### [GIVEN TASK]
Pull out each line of the records holding the string "POPSUGAR".

[Collected data entries]
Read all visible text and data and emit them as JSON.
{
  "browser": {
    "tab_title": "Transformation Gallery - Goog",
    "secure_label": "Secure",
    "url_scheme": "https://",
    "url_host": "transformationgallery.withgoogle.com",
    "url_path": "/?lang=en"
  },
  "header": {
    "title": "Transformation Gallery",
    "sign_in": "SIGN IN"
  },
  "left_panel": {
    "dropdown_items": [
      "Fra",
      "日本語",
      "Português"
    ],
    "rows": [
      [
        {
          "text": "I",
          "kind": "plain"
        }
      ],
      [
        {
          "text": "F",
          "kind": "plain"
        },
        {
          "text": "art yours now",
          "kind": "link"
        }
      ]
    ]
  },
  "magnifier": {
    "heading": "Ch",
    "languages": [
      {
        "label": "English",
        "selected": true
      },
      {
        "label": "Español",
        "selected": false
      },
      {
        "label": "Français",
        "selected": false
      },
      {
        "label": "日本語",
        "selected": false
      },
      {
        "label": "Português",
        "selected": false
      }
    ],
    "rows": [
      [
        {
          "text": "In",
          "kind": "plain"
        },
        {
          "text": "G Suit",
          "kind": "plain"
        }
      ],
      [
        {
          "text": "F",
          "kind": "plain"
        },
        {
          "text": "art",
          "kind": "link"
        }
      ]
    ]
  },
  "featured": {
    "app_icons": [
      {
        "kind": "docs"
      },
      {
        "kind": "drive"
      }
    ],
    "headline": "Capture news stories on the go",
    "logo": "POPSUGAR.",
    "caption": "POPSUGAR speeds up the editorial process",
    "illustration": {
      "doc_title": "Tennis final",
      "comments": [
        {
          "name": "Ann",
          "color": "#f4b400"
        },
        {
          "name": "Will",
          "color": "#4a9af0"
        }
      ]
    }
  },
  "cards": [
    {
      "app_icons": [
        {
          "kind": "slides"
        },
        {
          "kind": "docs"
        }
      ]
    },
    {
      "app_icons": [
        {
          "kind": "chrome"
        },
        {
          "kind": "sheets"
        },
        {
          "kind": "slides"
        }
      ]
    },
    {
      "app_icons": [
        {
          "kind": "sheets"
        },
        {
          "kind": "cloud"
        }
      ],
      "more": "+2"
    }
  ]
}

### [EXERCISE SOLUTION]
    "logo": "POPSUGAR.",
    "caption": "POPSUGAR speeds up the editorial process",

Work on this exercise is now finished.